The entries below should be output exactly as written.
Start of Records for processing
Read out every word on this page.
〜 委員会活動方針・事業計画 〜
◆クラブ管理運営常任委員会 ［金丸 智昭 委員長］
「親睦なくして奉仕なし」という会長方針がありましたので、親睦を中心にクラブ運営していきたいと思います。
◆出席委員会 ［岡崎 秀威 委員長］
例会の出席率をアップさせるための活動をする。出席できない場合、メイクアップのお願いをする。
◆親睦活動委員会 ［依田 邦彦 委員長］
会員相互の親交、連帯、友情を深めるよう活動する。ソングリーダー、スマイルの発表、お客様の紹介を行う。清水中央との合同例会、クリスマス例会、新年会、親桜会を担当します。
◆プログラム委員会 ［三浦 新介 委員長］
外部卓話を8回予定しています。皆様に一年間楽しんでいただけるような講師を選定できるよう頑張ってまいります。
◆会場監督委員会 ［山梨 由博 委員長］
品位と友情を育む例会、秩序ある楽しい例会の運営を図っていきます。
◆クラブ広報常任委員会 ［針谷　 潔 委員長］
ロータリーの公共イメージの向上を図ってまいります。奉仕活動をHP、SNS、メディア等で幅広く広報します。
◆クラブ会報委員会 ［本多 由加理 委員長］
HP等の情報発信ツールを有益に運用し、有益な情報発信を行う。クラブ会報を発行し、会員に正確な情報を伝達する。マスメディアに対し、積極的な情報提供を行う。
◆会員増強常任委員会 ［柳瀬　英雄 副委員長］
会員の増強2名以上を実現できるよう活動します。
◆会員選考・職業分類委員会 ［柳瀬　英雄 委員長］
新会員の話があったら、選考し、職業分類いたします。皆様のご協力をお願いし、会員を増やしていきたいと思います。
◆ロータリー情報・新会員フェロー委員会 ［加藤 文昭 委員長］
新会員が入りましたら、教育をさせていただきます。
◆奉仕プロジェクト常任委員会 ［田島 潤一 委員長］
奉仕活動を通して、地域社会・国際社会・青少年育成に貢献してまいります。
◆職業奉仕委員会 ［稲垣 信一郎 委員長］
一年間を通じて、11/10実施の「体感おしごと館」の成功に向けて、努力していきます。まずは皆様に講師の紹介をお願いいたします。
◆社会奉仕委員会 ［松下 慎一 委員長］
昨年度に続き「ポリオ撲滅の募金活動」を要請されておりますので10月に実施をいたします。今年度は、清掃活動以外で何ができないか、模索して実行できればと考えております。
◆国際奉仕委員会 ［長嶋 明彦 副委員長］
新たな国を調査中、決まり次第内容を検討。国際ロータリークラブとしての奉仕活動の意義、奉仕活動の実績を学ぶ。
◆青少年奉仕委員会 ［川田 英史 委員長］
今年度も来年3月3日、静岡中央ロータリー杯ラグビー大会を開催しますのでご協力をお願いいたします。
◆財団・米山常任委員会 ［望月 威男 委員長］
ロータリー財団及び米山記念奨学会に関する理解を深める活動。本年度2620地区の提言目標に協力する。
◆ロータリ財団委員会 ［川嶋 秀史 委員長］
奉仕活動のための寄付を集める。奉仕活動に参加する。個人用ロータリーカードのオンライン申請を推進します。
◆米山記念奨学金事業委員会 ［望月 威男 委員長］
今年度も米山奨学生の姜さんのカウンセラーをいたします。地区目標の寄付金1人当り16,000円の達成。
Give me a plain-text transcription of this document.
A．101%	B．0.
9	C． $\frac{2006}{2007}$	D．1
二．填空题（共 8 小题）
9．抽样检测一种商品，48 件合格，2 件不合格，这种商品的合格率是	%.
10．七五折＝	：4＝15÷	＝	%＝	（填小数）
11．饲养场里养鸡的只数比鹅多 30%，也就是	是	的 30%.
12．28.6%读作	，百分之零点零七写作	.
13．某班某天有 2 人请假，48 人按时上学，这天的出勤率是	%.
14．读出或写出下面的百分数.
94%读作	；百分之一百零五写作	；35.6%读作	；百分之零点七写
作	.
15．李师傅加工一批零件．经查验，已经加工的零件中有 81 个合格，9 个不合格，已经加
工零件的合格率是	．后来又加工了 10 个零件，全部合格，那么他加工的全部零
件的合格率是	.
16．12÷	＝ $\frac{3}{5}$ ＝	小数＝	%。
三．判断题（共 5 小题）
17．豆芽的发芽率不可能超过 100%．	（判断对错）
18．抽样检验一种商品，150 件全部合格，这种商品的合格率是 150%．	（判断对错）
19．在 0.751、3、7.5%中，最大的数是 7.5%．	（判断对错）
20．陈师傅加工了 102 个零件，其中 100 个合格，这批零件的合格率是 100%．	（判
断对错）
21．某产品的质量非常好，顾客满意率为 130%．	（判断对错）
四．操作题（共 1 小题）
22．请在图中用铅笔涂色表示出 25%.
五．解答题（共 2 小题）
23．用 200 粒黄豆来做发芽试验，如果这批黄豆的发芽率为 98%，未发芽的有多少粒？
End of Records for processing
Answer to the problem:
Read out every word on this page.
〜 委員会活動方針・事業計画 〜
◆クラブ管理運営常任委員会 ［金丸 智昭 委員長］
「親睦なくして奉仕なし」という会長方針がありましたので、親睦を中心にクラブ運営していきたいと思います。
◆出席委員会 ［岡崎 秀威 委員長］
例会の出席率をアップさせるための活動をする。出席できない場合、メイクアップのお願いをする。
◆親睦活動委員会 ［依田 邦彦 委員長］
会員相互の親交、連帯、友情を深めるよう活動する。ソングリーダー、スマイルの発表、お客様の紹介を行う。清水中央との合同例会、クリスマス例会、新年会、親桜会を担当します。
◆プログラム委員会 ［三浦 新介 委員長］
外部卓話を8回予定しています。皆様に一年間楽しんでいただけるような講師を選定できるよう頑張ってまいります。
◆会場監督委員会 ［山梨 由博 委員長］
品位と友情を育む例会、秩序ある楽しい例会の運営を図っていきます。
◆クラブ広報常任委員会 ［針谷　 潔 委員長］
ロータリーの公共イメージの向上を図ってまいります。奉仕活動をHP、SNS、メディア等で幅広く広報します。
◆クラブ会報委員会 ［本多 由加理 委員長］
HP等の情報発信ツールを有益に運用し、有益な情報発信を行う。クラブ会報を発行し、会員に正確な情報を伝達する。マスメディアに対し、積極的な情報提供を行う。
◆会員増強常任委員会 ［柳瀬　英雄 副委員長］
会員の増強2名以上を実現できるよう活動します。
◆会員選考・職業分類委員会 ［柳瀬　英雄 委員長］
新会員の話があったら、選考し、職業分類いたします。皆様のご協力をお願いし、会員を増やしていきたいと思います。
◆ロータリー情報・新会員フェロー委員会 ［加藤 文昭 委員長］
新会員が入りましたら、教育をさせていただきます。
◆奉仕プロジェクト常任委員会 ［田島 潤一 委員長］
奉仕活動を通して、地域社会・国際社会・青少年育成に貢献してまいります。
◆職業奉仕委員会 ［稲垣 信一郎 委員長］
一年間を通じて、11/10実施の「体感おしごと館」の成功に向けて、努力していきます。まずは皆様に講師の紹介をお願いいたします。
◆社会奉仕委員会 ［松下 慎一 委員長］
昨年度に続き「ポリオ撲滅の募金活動」を要請されておりますので10月に実施をいたします。今年度は、清掃活動以外で何ができないか、模索して実行できればと考えております。
◆国際奉仕委員会 ［長嶋 明彦 副委員長］
新たな国を調査中、決まり次第内容を検討。国際ロータリークラブとしての奉仕活動の意義、奉仕活動の実績を学ぶ。
◆青少年奉仕委員会 ［川田 英史 委員長］
今年度も来年3月3日、静岡中央ロータリー杯ラグビー大会を開催しますのでご協力をお願いいたします。
◆財団・米山常任委員会 ［望月 威男 委員長］
ロータリー財団及び米山記念奨学会に関する理解を深める活動。本年度2620地区の提言目標に協力する。
◆ロータリ財団委員会 ［川嶋 秀史 委員長］
奉仕活動のための寄付を集める。奉仕活動に参加する。個人用ロータリーカードのオンライン申請を推進します。
◆米山記念奨学金事業委員会 ［望月 威男 委員長］
今年度も米山奨学生の姜さんのカウンセラーをいたします。地区目標の寄付金1人当り16,000円の達成。
Give me a plain-text transcription of this document.
A．101%	B．0.
9	C． $\frac{2006}{2007}$	D．1
二．填空题（共 8 小题）
9．抽样检测一种商品，48 件合格，2 件不合格，这种商品的合格率是	%.
10．七五折＝	：4＝15÷	＝	%＝	（填小数）
11．饲养场里养鸡的只数比鹅多 30%，也就是	是	的 30%.
12．28.6%读作	，百分之零点零七写作	.
13．某班某天有 2 人请假，48 人按时上学，这天的出勤率是	%.
14．读出或写出下面的百分数.
94%读作	；百分之一百零五写作	；35.6%读作	；百分之零点七写
作	.
15．李师傅加工一批零件．经查验，已经加工的零件中有 81 个合格，9 个不合格，已经加
工零件的合格率是	．后来又加工了 10 个零件，全部合格，那么他加工的全部零
件的合格率是	.
16．12÷	＝ $\frac{3}{5}$ ＝	小数＝	%。
三．判断题（共 5 小题）
17．豆芽的发芽率不可能超过 100%．	（判断对错）
18．抽样检验一种商品，150 件全部合格，这种商品的合格率是 150%．	（判断对错）
19．在 0.751、3、7.5%中，最大的数是 7.5%．	（判断对错）
20．陈师傅加工了 102 个零件，其中 100 个合格，这批零件的合格率是 100%．	（判
断对错）
21．某产品的质量非常好，顾客满意率为 130%．	（判断对错）
四．操作题（共 1 小题）
22．请在图中用铅笔涂色表示出 25%.
五．解答题（共 2 小题）
23．用 200 粒黄豆来做发芽试验，如果这批黄豆的发芽率为 98%，未发芽的有多少粒？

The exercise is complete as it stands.